Reading passage →
____

New Orleans No. 1 in recession recovery

New Orleans fared better than any other metro area in the U.S. in recovering from the recession during the second quarter of 2012, according to a report released Tuesday by the Brookings Institute. That same report put Baton Rouge in the middle of the pack in terms of the comeback, coming in 49th out of the 100 largest cities.

This is the second quarter in a row New Orleans was the top-performing metro area in the Brookings MetroMonitor report, which measures factors such as unemployment, home prices and output, measured against a city’s lowest economic point. Unlike most other U.S. metros, which bottomed out during the recession in 2009, the low point for the Crescent City economy came after Hurricane Katrina in 2005. The massive ongoing hurricane recovery and rebuilding efforts provided a boost to the city during the national recession.

But economist Loren Scott said he’s suspicious of the New Orleans numbers, which he doesn’t think are accurate. According to the U.S. Bureau of Labor Statistics, metro New Orleans had 8,700 more jobs in February than in the previous year. But by July, the year-to-year numbers showed the city had lost 3,000 jobs when compared with 2011 — a swing of nearly 12,000 jobs in five months. This comes at a time when there haven’t been any major unemployment swings in the city, other than continued layoffs at Avondale shipyards, which Scott says affected about 1,500 people.

“They’re not rocking and rolling and adding 8,700 jobs in New Orleans, but they aren’t dropping like a stone,” Scott said. “We’ve been complaining about this since the BLS took over the numbers about a year ago.”

Scott said New Orleans is set to see a big plunge in its MetroMonitor ranking in the third quarter, based on the declining job numbers. He cites the problem on the BLS basing their figures on too small of a sample.

____

Supplied material →
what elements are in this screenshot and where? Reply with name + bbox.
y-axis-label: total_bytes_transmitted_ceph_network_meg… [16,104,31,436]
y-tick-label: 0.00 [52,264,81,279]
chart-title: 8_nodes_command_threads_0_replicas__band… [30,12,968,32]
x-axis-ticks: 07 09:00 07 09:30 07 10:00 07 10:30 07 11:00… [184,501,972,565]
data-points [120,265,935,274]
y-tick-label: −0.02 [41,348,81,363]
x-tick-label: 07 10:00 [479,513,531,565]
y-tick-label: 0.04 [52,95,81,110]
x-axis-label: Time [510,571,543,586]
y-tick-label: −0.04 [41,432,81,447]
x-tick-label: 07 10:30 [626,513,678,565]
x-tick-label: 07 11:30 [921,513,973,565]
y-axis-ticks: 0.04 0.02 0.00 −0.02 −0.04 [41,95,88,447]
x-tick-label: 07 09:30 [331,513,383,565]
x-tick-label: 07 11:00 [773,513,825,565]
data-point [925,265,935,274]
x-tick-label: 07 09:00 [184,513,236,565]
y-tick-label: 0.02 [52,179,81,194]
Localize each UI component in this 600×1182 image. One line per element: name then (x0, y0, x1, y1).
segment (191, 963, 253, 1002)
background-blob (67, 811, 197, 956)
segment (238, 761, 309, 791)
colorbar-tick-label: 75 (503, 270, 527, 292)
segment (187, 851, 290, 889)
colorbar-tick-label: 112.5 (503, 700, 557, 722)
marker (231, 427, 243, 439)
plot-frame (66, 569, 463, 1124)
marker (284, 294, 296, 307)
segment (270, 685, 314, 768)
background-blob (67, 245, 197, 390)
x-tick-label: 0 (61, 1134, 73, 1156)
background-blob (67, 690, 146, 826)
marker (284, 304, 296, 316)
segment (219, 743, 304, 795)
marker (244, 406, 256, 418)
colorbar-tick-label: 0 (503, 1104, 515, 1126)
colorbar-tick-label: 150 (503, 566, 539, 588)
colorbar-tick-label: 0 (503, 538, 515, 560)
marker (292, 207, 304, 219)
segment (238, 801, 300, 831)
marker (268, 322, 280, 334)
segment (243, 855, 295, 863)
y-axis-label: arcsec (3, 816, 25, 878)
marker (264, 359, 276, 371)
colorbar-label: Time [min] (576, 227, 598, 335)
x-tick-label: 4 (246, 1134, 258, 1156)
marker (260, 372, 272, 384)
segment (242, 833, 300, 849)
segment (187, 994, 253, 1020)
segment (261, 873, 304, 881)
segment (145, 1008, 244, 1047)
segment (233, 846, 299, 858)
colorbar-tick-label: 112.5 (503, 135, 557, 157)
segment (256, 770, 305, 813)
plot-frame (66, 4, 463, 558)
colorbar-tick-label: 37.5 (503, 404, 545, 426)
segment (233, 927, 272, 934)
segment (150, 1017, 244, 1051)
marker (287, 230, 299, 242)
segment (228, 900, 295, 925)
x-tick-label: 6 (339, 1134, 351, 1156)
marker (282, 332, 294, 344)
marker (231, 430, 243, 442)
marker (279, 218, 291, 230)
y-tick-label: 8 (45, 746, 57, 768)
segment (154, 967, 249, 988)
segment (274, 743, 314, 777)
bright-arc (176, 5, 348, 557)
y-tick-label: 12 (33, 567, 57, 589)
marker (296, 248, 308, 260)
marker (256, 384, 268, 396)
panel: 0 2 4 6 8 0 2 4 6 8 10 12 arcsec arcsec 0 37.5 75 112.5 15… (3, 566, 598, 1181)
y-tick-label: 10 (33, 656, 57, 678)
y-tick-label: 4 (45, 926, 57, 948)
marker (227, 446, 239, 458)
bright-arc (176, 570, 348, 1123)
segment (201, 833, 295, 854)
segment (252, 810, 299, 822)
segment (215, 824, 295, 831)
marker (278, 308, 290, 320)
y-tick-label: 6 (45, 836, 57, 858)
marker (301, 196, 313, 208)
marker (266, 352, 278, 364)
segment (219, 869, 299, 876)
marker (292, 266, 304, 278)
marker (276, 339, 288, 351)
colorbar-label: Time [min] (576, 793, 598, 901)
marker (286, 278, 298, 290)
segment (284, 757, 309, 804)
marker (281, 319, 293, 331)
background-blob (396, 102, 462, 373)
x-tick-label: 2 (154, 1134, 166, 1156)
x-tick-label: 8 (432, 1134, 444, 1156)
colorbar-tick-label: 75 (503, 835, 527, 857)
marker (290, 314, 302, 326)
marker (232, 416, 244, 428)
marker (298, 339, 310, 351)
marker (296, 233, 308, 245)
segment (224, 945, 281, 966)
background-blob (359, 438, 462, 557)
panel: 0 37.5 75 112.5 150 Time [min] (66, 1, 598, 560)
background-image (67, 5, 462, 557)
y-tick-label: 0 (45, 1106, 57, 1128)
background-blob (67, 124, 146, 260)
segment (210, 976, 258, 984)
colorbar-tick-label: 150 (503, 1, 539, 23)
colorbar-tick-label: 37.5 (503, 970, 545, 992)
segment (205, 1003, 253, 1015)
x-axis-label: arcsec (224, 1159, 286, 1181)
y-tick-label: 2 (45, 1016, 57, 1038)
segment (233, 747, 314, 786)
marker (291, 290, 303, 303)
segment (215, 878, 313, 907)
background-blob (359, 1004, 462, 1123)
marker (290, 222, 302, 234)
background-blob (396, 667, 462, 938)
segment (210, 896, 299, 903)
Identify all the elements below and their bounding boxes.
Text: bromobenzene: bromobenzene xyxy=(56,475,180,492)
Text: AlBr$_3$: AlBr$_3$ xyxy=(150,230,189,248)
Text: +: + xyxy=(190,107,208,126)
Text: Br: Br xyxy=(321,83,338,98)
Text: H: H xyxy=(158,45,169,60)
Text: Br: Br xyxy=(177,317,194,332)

____

Problems and tasks →
1. List every year mentioned in the New Orleans recession recovery article.
2. Continue the New Orleans recession recovery article from where it stops.

Exercise answers →
1. 2012, 2009, 2005, 2011

2.
Baton Rouge is holding fairly steady in its recovery, as the continued loss of state government jobs is offset by employment increases in the chemical and industrial construction industries. Low natural gas prices are stimulating that growth.

Scott noted that East Baton Rouge Parish sales tax collections are 8.7 percent higher through the first six months of 2012 compared to the same period in 2011. “Manufacturing sales tax collections are up even more, about 25 percent,” he said. “Those are hard numbers.”

Alec Friedhoff, a data manager and research analyst in the Metropolitan Policy Program at Brookings, said in a statement that metro areas mostly saw a slowdown in the rate of recovery, after relatively fast first-quarter growth.

“In the race to recovery, metro areas are running at slow speeds with some tripping along the way,” he said.

Metro areas that depend upon natural gas for employment, like Houston, which ranked second, and Dallas, fared well, along with high-tech regions in the Mountain West, like Boise, Idaho, and manufacturing centers, such as Detroit. The weakest-performing regions were metro areas with significant public-sector employment, such as Virginia Beach, Va., which was 100th, Harrisburg, Pa., and Little Rock, Ark.